GIVEN INFORMATION:
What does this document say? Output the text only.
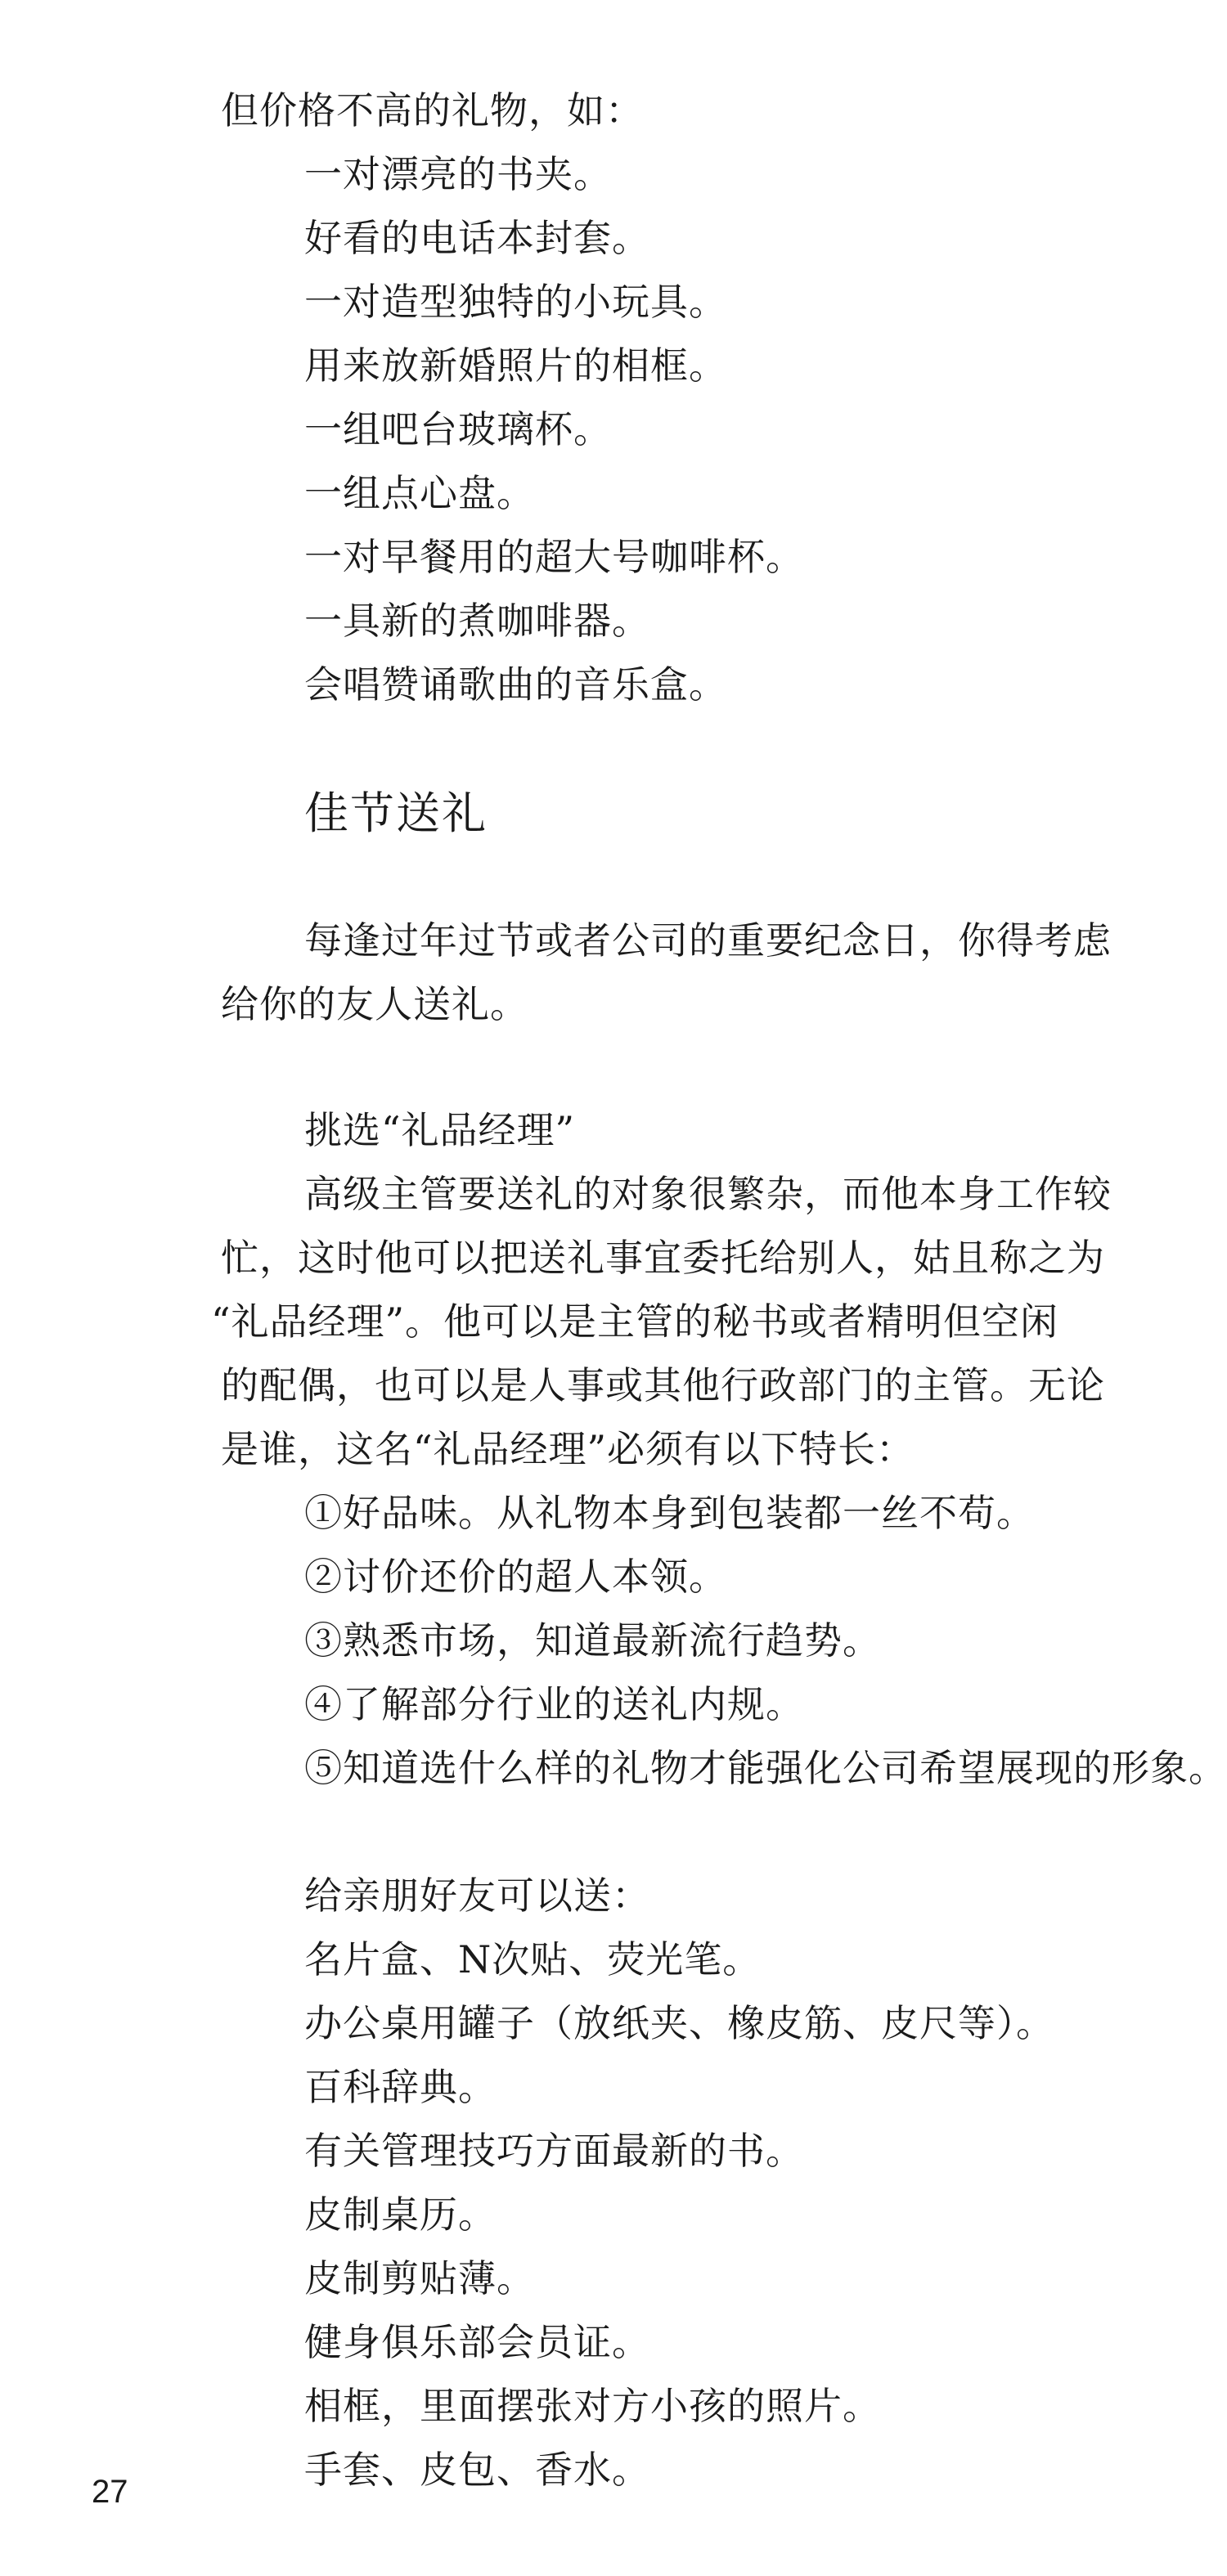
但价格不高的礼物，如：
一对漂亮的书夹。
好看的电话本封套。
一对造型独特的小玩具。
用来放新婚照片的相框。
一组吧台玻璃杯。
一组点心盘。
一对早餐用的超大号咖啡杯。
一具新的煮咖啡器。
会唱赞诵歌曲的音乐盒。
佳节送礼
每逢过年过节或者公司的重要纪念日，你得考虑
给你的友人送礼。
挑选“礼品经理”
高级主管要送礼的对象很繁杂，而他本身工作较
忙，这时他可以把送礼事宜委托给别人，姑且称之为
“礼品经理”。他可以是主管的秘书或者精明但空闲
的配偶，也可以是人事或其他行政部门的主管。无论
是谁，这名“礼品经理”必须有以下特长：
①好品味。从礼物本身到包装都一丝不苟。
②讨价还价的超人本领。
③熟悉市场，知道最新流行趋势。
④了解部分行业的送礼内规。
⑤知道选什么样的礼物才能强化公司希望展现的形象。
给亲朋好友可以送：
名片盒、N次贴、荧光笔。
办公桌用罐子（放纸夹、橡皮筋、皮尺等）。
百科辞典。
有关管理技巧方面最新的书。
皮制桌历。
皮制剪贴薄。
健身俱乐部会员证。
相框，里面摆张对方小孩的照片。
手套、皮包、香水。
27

TASK STATEMENT: Lines that include the word "礼品经理" are to be extracted from the data above.

FINISHED TASK:
挑选“礼品经理”
“礼品经理”。他可以是主管的秘书或者精明但空闲
是谁，这名“礼品经理”必须有以下特长：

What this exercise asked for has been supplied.